**Labeled region entries**:
——————

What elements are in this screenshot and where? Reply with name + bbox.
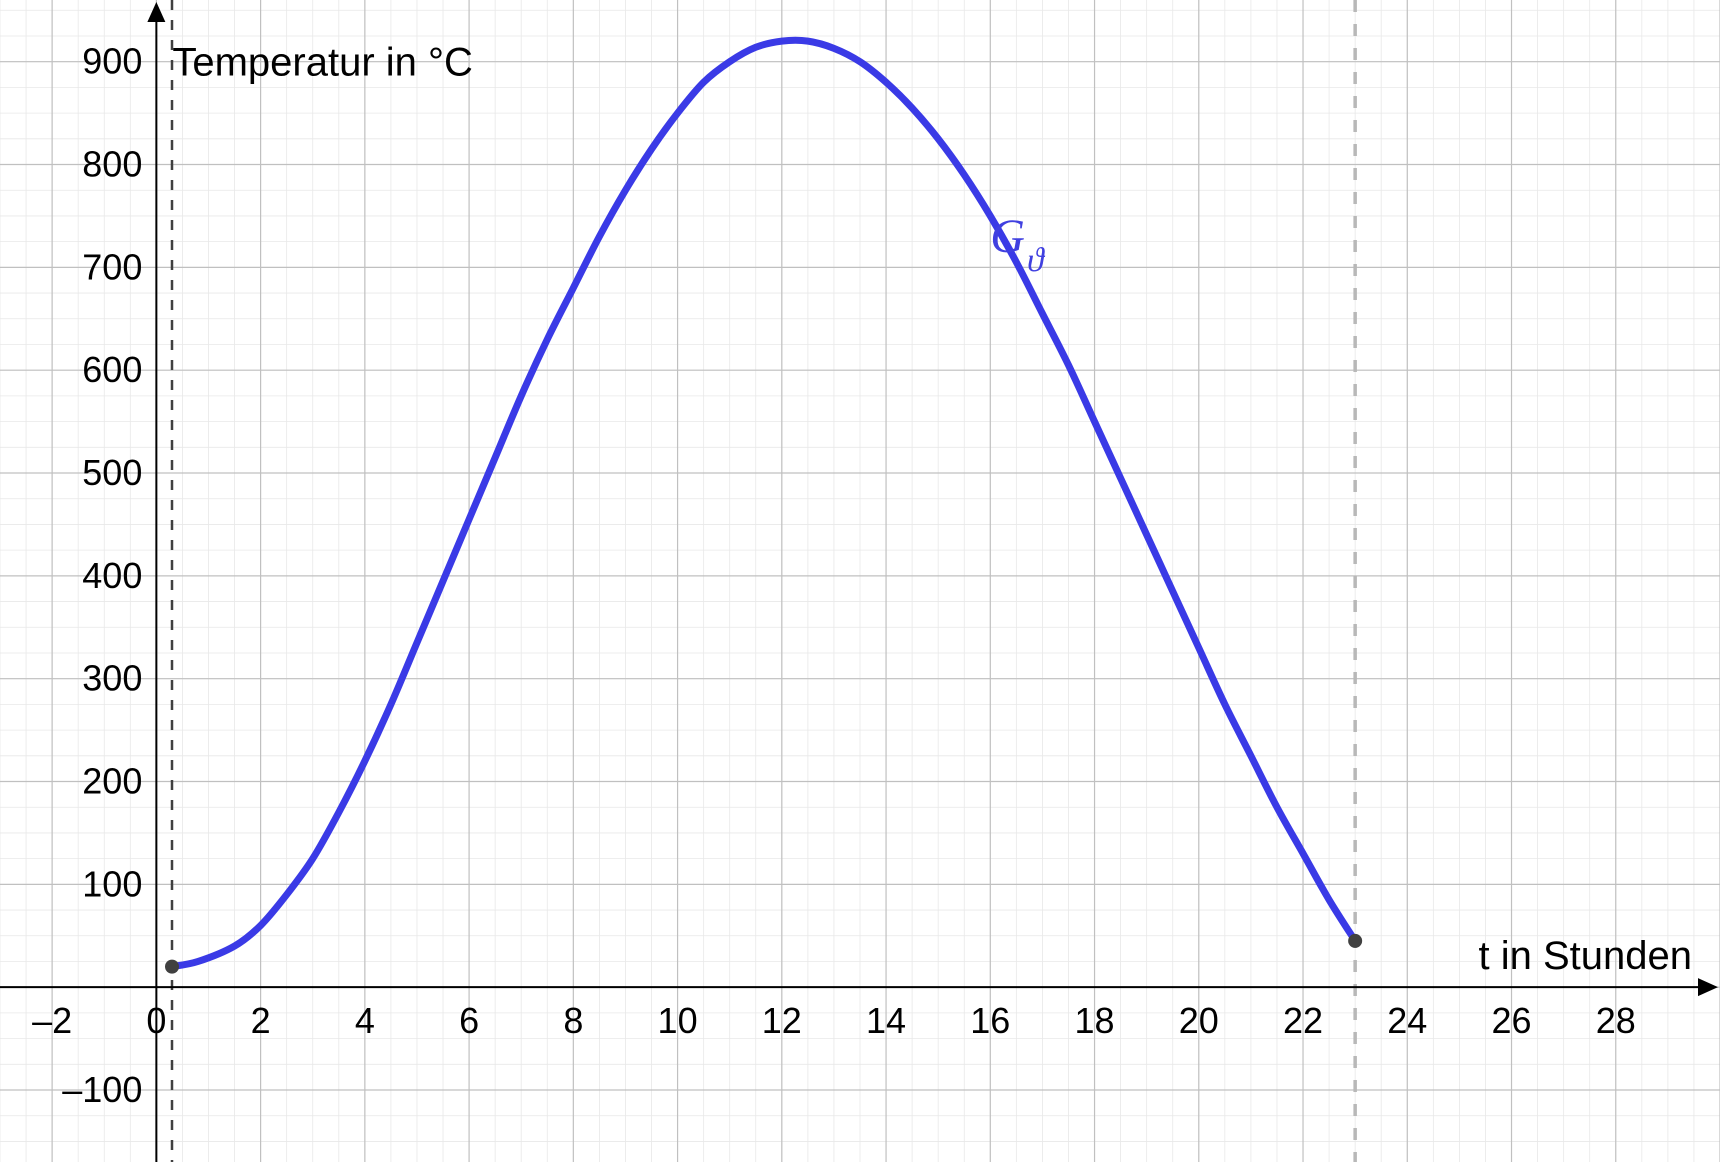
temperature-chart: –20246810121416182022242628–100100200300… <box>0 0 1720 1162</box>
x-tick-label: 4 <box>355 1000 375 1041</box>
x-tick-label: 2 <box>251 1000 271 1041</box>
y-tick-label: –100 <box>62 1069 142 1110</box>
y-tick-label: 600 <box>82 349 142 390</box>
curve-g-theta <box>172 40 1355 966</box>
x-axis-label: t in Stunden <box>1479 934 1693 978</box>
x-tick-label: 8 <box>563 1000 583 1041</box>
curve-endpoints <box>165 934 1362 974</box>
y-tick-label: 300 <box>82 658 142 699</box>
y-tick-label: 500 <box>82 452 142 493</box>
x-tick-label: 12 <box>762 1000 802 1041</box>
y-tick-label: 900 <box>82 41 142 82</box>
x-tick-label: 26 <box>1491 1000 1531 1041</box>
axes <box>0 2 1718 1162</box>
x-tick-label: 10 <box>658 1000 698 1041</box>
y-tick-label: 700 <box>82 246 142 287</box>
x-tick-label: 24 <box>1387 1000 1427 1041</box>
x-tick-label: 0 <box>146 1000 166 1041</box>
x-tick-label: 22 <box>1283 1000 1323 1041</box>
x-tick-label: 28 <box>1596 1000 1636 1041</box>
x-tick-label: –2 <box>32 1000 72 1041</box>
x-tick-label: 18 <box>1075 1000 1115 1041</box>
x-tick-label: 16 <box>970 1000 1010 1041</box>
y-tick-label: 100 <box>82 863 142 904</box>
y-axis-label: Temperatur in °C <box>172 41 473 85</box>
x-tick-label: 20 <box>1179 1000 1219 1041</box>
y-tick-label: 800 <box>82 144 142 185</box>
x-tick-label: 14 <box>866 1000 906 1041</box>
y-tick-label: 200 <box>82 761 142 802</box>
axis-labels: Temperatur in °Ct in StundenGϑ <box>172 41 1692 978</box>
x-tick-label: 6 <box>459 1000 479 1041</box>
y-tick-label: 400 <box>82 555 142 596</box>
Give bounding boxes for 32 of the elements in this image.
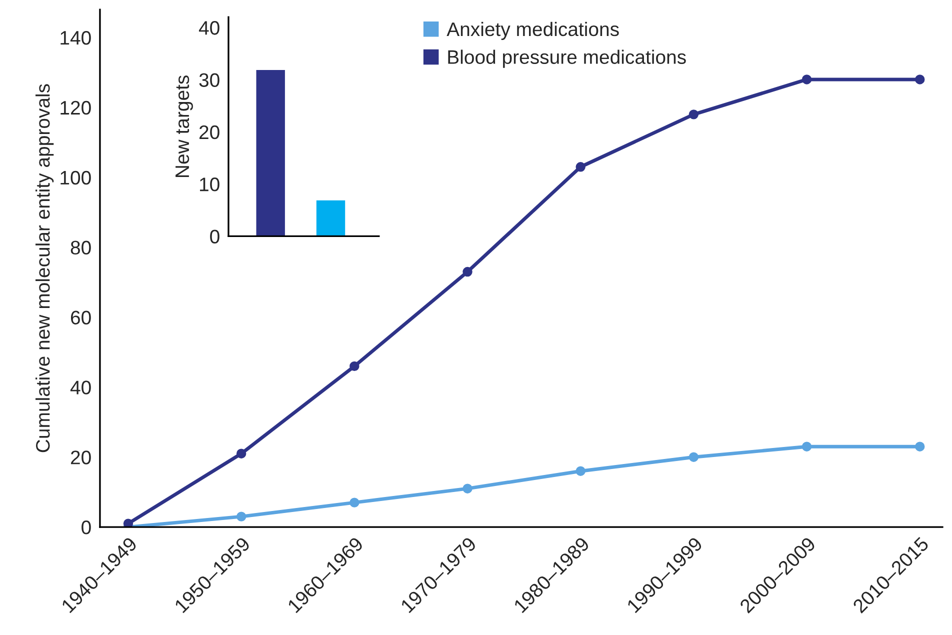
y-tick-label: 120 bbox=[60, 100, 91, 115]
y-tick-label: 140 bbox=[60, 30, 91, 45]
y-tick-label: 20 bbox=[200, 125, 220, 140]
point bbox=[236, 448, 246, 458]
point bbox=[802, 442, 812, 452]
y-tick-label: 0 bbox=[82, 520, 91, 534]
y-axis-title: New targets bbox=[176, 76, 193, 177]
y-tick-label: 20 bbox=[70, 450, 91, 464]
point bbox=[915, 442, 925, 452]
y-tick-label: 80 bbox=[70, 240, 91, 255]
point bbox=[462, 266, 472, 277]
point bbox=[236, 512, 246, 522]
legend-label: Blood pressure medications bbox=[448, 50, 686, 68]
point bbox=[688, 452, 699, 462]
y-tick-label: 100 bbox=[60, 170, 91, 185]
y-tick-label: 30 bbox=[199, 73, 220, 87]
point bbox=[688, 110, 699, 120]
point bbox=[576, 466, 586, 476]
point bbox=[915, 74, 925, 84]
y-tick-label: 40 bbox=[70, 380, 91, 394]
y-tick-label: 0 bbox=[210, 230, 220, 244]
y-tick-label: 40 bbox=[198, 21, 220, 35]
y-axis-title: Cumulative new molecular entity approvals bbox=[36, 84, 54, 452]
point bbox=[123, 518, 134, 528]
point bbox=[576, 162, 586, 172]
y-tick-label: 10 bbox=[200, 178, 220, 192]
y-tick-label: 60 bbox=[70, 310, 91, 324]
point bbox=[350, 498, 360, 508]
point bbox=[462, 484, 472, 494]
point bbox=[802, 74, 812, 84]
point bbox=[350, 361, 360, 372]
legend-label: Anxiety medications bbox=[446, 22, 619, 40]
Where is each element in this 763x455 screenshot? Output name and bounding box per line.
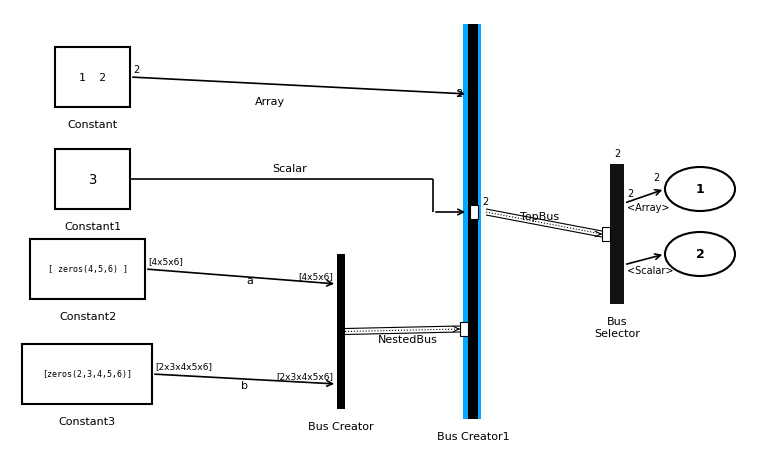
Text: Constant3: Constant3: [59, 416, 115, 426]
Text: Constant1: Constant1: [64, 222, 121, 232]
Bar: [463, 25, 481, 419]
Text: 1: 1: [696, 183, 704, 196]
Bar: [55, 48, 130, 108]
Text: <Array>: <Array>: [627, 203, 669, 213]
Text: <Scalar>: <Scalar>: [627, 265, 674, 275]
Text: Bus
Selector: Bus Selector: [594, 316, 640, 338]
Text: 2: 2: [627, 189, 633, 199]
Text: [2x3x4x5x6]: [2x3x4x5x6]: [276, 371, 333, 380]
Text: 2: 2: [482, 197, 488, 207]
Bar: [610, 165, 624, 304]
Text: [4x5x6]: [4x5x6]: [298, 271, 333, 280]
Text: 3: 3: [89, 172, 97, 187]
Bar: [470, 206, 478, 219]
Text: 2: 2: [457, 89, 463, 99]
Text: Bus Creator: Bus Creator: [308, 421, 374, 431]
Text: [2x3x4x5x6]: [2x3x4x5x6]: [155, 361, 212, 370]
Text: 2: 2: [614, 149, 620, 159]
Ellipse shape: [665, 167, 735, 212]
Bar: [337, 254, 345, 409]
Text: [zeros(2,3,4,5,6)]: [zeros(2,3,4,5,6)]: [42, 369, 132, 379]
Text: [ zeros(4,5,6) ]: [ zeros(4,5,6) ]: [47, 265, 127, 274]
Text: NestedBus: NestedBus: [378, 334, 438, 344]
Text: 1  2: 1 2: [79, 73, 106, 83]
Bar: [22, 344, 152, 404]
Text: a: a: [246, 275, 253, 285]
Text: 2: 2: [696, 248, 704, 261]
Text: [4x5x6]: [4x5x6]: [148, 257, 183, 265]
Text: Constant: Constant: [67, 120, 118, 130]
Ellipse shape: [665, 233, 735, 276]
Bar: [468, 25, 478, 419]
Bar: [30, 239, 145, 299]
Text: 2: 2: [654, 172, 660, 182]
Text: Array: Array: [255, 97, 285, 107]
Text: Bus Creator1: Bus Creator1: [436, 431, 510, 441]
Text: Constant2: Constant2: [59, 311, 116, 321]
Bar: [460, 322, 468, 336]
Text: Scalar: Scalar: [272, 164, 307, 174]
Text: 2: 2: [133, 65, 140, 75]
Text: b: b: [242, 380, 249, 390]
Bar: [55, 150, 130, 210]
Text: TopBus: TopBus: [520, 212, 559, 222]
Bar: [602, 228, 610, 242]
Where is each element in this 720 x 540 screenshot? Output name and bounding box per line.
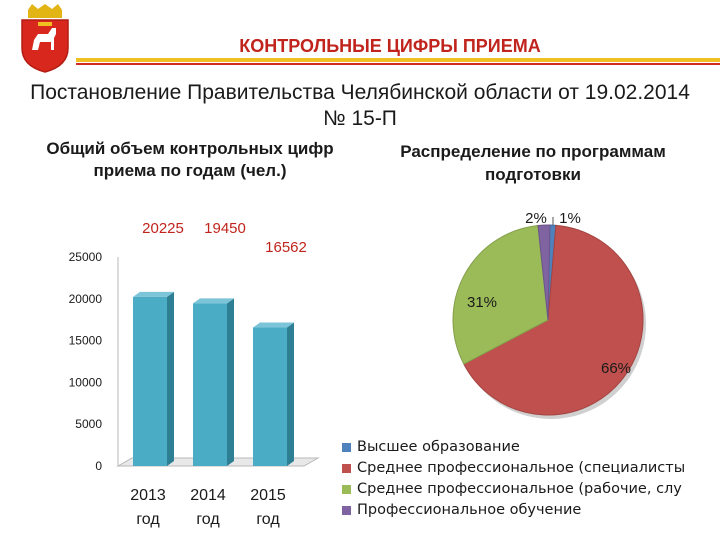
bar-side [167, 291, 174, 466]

——————

**Exercise objective**: Convert every line of the rows above into a JSON list of strings, one string per line, skipping blank lines. Leave out the picture lines.

**Task answer**:
[
  "What elements are in this screenshot and where? Reply with name + bbox.",
  "temperature-chart: –20246810121416182022242628–100100200300… <box>0 0 1720 1162</box>",
  "x-tick-label: 4 <box>355 1000 375 1041</box>",
  "x-tick-label: 2 <box>251 1000 271 1041</box>",
  "y-tick-label: –100 <box>62 1069 142 1110</box>",
  "y-tick-label: 600 <box>82 349 142 390</box>",
  "curve-g-theta <box>172 40 1355 966</box>",
  "x-axis-label: t in Stunden <box>1479 934 1693 978</box>",
  "x-tick-label: 8 <box>563 1000 583 1041</box>",
  "curve-endpoints <box>165 934 1362 974</box>",
  "y-tick-label: 300 <box>82 658 142 699</box>",
  "y-tick-label: 500 <box>82 452 142 493</box>",
  "x-tick-label: 12 <box>762 1000 802 1041</box>",
  "y-tick-label: 900 <box>82 41 142 82</box>",
  "x-tick-label: 26 <box>1491 1000 1531 1041</box>",
  "axes <box>0 2 1718 1162</box>",
  "x-tick-label: 10 <box>658 1000 698 1041</box>",
  "y-tick-label: 700 <box>82 246 142 287</box>",
  "x-tick-label: 24 <box>1387 1000 1427 1041</box>",
  "x-tick-label: 0 <box>146 1000 166 1041</box>",
  "x-tick-label: 22 <box>1283 1000 1323 1041</box>",
  "x-tick-label: 28 <box>1596 1000 1636 1041</box>",
  "x-tick-label: –2 <box>32 1000 72 1041</box>",
  "x-tick-label: 18 <box>1075 1000 1115 1041</box>",
  "x-tick-label: 16 <box>970 1000 1010 1041</box>",
  "y-tick-label: 100 <box>82 863 142 904</box>",
  "y-axis-label: Temperatur in °C <box>172 41 473 85</box>",
  "x-tick-label: 20 <box>1179 1000 1219 1041</box>",
  "y-tick-label: 800 <box>82 144 142 185</box>",
  "x-tick-label: 14 <box>866 1000 906 1041</box>",
  "y-tick-label: 200 <box>82 761 142 802</box>",
  "axis-labels: Temperatur in °Ct in StundenGϑ <box>172 41 1692 978</box>",
  "x-tick-label: 6 <box>459 1000 479 1041</box>",
  "y-tick-label: 400 <box>82 555 142 596</box>",
  "Give bounding boxes for 32 of the elements in this image.",
  "y-tick-label: 120 bbox=[60, 100, 91, 115]",
  "y-tick-label: 140 bbox=[60, 30, 91, 45]",
  "y-tick-label: 20 bbox=[200, 125, 220, 140]",
  "point bbox=[236, 448, 246, 458]",
  "point bbox=[802, 442, 812, 452]",
  "y-tick-label: 0 bbox=[82, 520, 91, 534]",
  "y-axis-title: New targets bbox=[176, 76, 193, 177]",
  "y-tick-label: 20 bbox=[70, 450, 91, 464]",
  "point bbox=[915, 442, 925, 452]",
  "y-tick-label: 80 bbox=[70, 240, 91, 255]",
  "point bbox=[462, 266, 472, 277]",
  "point bbox=[236, 512, 246, 522]",
  "legend-label: Blood pressure medications bbox=[448, 50, 686, 68]",
  "point bbox=[688, 452, 699, 462]",
  "y-tick-label: 100 bbox=[60, 170, 91, 185]",
  "y-tick-label: 30 bbox=[199, 73, 220, 87]",
  "point bbox=[688, 110, 699, 120]",
  "point bbox=[576, 466, 586, 476]",
  "point bbox=[915, 74, 925, 84]",
  "y-tick-label: 40 bbox=[70, 380, 91, 394]",
  "y-tick-label: 0 bbox=[210, 230, 220, 244]",
  "y-tick-label: 40 bbox=[198, 21, 220, 35]",
  "y-axis-title: Cumulative new molecular entity approvals bbox=[36, 84, 54, 452]",
  "point bbox=[123, 518, 134, 528]",
  "point bbox=[576, 162, 586, 172]",
  "y-tick-label: 10 bbox=[200, 178, 220, 192]",
  "y-tick-label: 60 bbox=[70, 310, 91, 324]",
  "point bbox=[350, 498, 360, 508]",
  "point bbox=[462, 484, 472, 494]",
  "point bbox=[802, 74, 812, 84]",
  "point bbox=[350, 361, 360, 372]",
  "legend-label: Anxiety medications bbox=[446, 22, 619, 40]",
  "Where is each element in this 763x455 screenshot? Output name and bounding box per line.",
  "Text: Constant3: Constant3: [59, 416, 115, 426]",
  "Text: Constant1: Constant1: [64, 222, 121, 232]",
  "Bar: [463, 25, 481, 419]",
  "Text: 1: 1: [696, 183, 704, 196]",
  "Bar: [55, 48, 130, 108]",
  "Text: <Array>: <Array>: [627, 203, 669, 213]",
  "Text: <Scalar>: <Scalar>: [627, 265, 674, 275]",
  "Text: Bus",
  "Selector: Bus Selector: [594, 316, 640, 338]",
  "Text: 2: 2: [627, 189, 633, 199]",
  "Text: [2x3x4x5x6]: [2x3x4x5x6]: [276, 371, 333, 380]",
  "Text: 2: 2: [482, 197, 488, 207]",
  "Bar: [610, 165, 624, 304]",
  "Text: [4x5x6]: [4x5x6]: [298, 271, 333, 280]",
  "Text: 3: 3: [89, 172, 97, 187]",
  "Bar: [470, 206, 478, 219]",
  "Text: 2: 2: [457, 89, 463, 99]",
  "Text: Bus Creator: Bus Creator: [308, 421, 374, 431]",
  "Text: [2x3x4x5x6]: [2x3x4x5x6]: [155, 361, 212, 370]",
  "Text: 2: 2: [614, 149, 620, 159]",
  "Ellipse shape: [665, 167, 735, 212]",
  "Bar: [337, 254, 345, 409]",
  "Text: [zeros(2,3,4,5,6)]: [zeros(2,3,4,5,6)]: [42, 369, 132, 379]",
  "Text: [ zeros(4,5,6) ]: [ zeros(4,5,6) ]: [47, 265, 127, 274]",
  "Text: NestedBus: NestedBus: [378, 334, 438, 344]",
  "Text: 1  2: 1 2: [79, 73, 106, 83]",
  "Bar: [22, 344, 152, 404]",
  "Text: a: a: [246, 275, 253, 285]",
  "Text: 2: 2: [696, 248, 704, 261]",
  "Text: [4x5x6]: [4x5x6]: [148, 257, 183, 265]",
  "Text: Constant: Constant: [67, 120, 118, 130]",
  "Ellipse shape: [665, 233, 735, 276]",
  "Bar: [468, 25, 478, 419]",
  "Bar: [30, 239, 145, 299]",
  "Text: 2: 2: [654, 172, 660, 182]",
  "Text: Array: Array: [255, 97, 285, 107]",
  "Text: Bus Creator1: Bus Creator1: [436, 431, 510, 441]",
  "Text: Constant2: Constant2: [59, 311, 116, 321]",
  "Bar: [460, 322, 468, 336]",
  "Text: Scalar: Scalar: [272, 164, 307, 174]",
  "Text: 2: 2: [133, 65, 140, 75]",
  "Text: b: b: [242, 380, 249, 390]",
  "Bar: [55, 150, 130, 210]",
  "Text: TopBus: TopBus: [520, 212, 559, 222]",
  "Bar: [602, 228, 610, 242]",
  "Where is each element in this 720 x 540 screenshot? Output name and bounding box per line.",
  "bar-side [167, 291, 174, 466]"
]